GOAL
Restate the entire listing word for word.
***** ENTRIES SHOWN
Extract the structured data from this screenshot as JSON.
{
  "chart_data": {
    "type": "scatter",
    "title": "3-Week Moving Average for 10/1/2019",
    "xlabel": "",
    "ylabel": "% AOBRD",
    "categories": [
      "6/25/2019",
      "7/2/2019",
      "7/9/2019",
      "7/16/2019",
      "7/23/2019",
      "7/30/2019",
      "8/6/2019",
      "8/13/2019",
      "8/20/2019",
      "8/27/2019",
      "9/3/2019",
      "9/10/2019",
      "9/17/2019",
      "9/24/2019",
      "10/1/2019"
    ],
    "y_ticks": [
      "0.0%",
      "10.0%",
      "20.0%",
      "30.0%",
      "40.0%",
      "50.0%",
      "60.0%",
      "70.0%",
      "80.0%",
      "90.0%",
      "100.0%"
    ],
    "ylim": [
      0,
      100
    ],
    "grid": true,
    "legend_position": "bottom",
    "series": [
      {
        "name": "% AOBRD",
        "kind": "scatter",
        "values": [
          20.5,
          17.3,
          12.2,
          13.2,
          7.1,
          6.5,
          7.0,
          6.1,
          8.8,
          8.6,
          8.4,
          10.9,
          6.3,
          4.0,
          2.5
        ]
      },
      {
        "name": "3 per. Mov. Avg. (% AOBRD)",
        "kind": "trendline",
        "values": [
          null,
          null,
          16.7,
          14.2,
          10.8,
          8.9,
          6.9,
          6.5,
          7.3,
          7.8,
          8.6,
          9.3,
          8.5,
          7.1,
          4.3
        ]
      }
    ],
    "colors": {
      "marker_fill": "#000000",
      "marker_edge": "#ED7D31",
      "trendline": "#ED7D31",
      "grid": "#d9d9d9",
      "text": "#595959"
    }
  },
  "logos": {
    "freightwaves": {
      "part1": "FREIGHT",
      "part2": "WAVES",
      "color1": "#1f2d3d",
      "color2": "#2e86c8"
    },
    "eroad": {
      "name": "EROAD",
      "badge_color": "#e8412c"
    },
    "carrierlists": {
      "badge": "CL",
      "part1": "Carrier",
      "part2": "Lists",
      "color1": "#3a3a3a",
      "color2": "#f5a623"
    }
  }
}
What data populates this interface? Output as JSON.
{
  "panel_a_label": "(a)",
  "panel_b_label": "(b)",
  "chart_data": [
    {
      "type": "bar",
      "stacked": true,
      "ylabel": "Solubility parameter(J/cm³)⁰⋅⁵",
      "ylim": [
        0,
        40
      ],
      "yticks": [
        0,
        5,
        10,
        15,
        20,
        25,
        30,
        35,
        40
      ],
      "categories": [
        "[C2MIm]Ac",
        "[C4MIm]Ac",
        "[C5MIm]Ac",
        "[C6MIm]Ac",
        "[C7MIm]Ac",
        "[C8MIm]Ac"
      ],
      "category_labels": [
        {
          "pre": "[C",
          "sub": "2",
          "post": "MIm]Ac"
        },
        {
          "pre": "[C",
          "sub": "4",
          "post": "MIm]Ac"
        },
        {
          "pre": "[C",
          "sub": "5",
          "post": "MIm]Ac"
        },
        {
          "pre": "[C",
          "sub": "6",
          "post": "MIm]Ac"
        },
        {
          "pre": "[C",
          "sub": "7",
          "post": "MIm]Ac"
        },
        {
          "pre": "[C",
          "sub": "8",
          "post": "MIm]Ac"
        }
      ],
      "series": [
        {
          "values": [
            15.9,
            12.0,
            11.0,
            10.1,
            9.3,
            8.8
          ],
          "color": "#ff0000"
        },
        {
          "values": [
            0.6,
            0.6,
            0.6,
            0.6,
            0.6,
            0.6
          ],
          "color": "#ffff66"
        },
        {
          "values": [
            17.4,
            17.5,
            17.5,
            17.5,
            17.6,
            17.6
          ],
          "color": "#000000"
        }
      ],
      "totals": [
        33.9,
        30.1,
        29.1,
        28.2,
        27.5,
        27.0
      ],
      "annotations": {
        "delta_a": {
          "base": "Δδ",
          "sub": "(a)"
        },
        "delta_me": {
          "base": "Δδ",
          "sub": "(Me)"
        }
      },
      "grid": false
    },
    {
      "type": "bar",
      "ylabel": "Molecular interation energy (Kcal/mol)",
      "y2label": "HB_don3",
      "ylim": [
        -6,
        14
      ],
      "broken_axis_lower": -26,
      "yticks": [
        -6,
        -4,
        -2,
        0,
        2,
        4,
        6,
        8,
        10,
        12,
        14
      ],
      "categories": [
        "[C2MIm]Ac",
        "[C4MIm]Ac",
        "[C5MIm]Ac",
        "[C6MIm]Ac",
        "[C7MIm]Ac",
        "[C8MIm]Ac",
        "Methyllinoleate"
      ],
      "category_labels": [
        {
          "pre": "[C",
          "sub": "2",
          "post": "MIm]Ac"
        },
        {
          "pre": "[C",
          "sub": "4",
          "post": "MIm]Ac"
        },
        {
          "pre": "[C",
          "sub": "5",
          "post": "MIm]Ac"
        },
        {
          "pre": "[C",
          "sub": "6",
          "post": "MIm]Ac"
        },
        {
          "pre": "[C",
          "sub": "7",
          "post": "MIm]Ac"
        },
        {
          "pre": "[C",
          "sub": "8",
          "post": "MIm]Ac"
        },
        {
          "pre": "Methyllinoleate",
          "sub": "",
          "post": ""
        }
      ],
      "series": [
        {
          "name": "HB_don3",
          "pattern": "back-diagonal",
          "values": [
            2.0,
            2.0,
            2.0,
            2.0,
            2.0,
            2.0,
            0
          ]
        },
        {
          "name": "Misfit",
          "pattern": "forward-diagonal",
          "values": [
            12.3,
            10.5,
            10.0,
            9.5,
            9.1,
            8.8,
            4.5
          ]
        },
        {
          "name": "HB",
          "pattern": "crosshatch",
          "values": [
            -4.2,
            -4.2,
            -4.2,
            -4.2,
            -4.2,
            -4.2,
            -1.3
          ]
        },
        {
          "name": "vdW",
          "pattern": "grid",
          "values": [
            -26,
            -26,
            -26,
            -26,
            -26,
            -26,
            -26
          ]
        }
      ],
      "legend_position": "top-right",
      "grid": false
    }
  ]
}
**********
OUTPUT FOR THIS EXERCISE
Extract the structured data from this screenshot as JSON.
{
  "chart_data": {
    "type": "scatter",
    "title": "3-Week Moving Average for 10/1/2019",
    "xlabel": "",
    "ylabel": "% AOBRD",
    "categories": [
      "6/25/2019",
      "7/2/2019",
      "7/9/2019",
      "7/16/2019",
      "7/23/2019",
      "7/30/2019",
      "8/6/2019",
      "8/13/2019",
      "8/20/2019",
      "8/27/2019",
      "9/3/2019",
      "9/10/2019",
      "9/17/2019",
      "9/24/2019",
      "10/1/2019"
    ],
    "y_ticks": [
      "0.0%",
      "10.0%",
      "20.0%",
      "30.0%",
      "40.0%",
      "50.0%",
      "60.0%",
      "70.0%",
      "80.0%",
      "90.0%",
      "100.0%"
    ],
    "ylim": [
      0,
      100
    ],
    "grid": true,
    "legend_position": "bottom",
    "series": [
      {
        "name": "% AOBRD",
        "kind": "scatter",
        "values": [
          20.5,
          17.3,
          12.2,
          13.2,
          7.1,
          6.5,
          7.0,
          6.1,
          8.8,
          8.6,
          8.4,
          10.9,
          6.3,
          4.0,
          2.5
        ]
      },
      {
        "name": "3 per. Mov. Avg. (% AOBRD)",
        "kind": "trendline",
        "values": [
          null,
          null,
          16.7,
          14.2,
          10.8,
          8.9,
          6.9,
          6.5,
          7.3,
          7.8,
          8.6,
          9.3,
          8.5,
          7.1,
          4.3
        ]
      }
    ],
    "colors": {
      "marker_fill": "#000000",
      "marker_edge": "#ED7D31",
      "trendline": "#ED7D31",
      "grid": "#d9d9d9",
      "text": "#595959"
    }
  },
  "logos": {
    "freightwaves": {
      "part1": "FREIGHT",
      "part2": "WAVES",
      "color1": "#1f2d3d",
      "color2": "#2e86c8"
    },
    "eroad": {
      "name": "EROAD",
      "badge_color": "#e8412c"
    },
    "carrierlists": {
      "badge": "CL",
      "part1": "Carrier",
      "part2": "Lists",
      "color1": "#3a3a3a",
      "color2": "#f5a623"
    }
  }
}
What data populates this interface? Output as JSON.
{
  "panel_a_label": "(a)",
  "panel_b_label": "(b)",
  "chart_data": [
    {
      "type": "bar",
      "stacked": true,
      "ylabel": "Solubility parameter(J/cm³)⁰⋅⁵",
      "ylim": [
        0,
        40
      ],
      "yticks": [
        0,
        5,
        10,
        15,
        20,
        25,
        30,
        35,
        40
      ],
      "categories": [
        "[C2MIm]Ac",
        "[C4MIm]Ac",
        "[C5MIm]Ac",
        "[C6MIm]Ac",
        "[C7MIm]Ac",
        "[C8MIm]Ac"
      ],
      "category_labels": [
        {
          "pre": "[C",
          "sub": "2",
          "post": "MIm]Ac"
        },
        {
          "pre": "[C",
          "sub": "4",
          "post": "MIm]Ac"
        },
        {
          "pre": "[C",
          "sub": "5",
          "post": "MIm]Ac"
        },
        {
          "pre": "[C",
          "sub": "6",
          "post": "MIm]Ac"
        },
        {
          "pre": "[C",
          "sub": "7",
          "post": "MIm]Ac"
        },
        {
          "pre": "[C",
          "sub": "8",
          "post": "MIm]Ac"
        }
      ],
      "series": [
        {
          "values": [
            15.9,
            12.0,
            11.0,
            10.1,
            9.3,
            8.8
          ],
          "color": "#ff0000"
        },
        {
          "values": [
            0.6,
            0.6,
            0.6,
            0.6,
            0.6,
            0.6
          ],
          "color": "#ffff66"
        },
        {
          "values": [
            17.4,
            17.5,
            17.5,
            17.5,
            17.6,
            17.6
          ],
          "color": "#000000"
        }
      ],
      "totals": [
        33.9,
        30.1,
        29.1,
        28.2,
        27.5,
        27.0
      ],
      "annotations": {
        "delta_a": {
          "base": "Δδ",
          "sub": "(a)"
        },
        "delta_me": {
          "base": "Δδ",
          "sub": "(Me)"
        }
      },
      "grid": false
    },
    {
      "type": "bar",
      "ylabel": "Molecular interation energy (Kcal/mol)",
      "y2label": "HB_don3",
      "ylim": [
        -6,
        14
      ],
      "broken_axis_lower": -26,
      "yticks": [
        -6,
        -4,
        -2,
        0,
        2,
        4,
        6,
        8,
        10,
        12,
        14
      ],
      "categories": [
        "[C2MIm]Ac",
        "[C4MIm]Ac",
        "[C5MIm]Ac",
        "[C6MIm]Ac",
        "[C7MIm]Ac",
        "[C8MIm]Ac",
        "Methyllinoleate"
      ],
      "category_labels": [
        {
          "pre": "[C",
          "sub": "2",
          "post": "MIm]Ac"
        },
        {
          "pre": "[C",
          "sub": "4",
          "post": "MIm]Ac"
        },
        {
          "pre": "[C",
          "sub": "5",
          "post": "MIm]Ac"
        },
        {
          "pre": "[C",
          "sub": "6",
          "post": "MIm]Ac"
        },
        {
          "pre": "[C",
          "sub": "7",
          "post": "MIm]Ac"
        },
        {
          "pre": "[C",
          "sub": "8",
          "post": "MIm]Ac"
        },
        {
          "pre": "Methyllinoleate",
          "sub": "",
          "post": ""
        }
      ],
      "series": [
        {
          "name": "HB_don3",
          "pattern": "back-diagonal",
          "values": [
            2.0,
            2.0,
            2.0,
            2.0,
            2.0,
            2.0,
            0
          ]
        },
        {
          "name": "Misfit",
          "pattern": "forward-diagonal",
          "values": [
            12.3,
            10.5,
            10.0,
            9.5,
            9.1,
            8.8,
            4.5
          ]
        },
        {
          "name": "HB",
          "pattern": "crosshatch",
          "values": [
            -4.2,
            -4.2,
            -4.2,
            -4.2,
            -4.2,
            -4.2,
            -1.3
          ]
        },
        {
          "name": "vdW",
          "pattern": "grid",
          "values": [
            -26,
            -26,
            -26,
            -26,
            -26,
            -26,
            -26
          ]
        }
      ],
      "legend_position": "top-right",
      "grid": false
    }
  ]
}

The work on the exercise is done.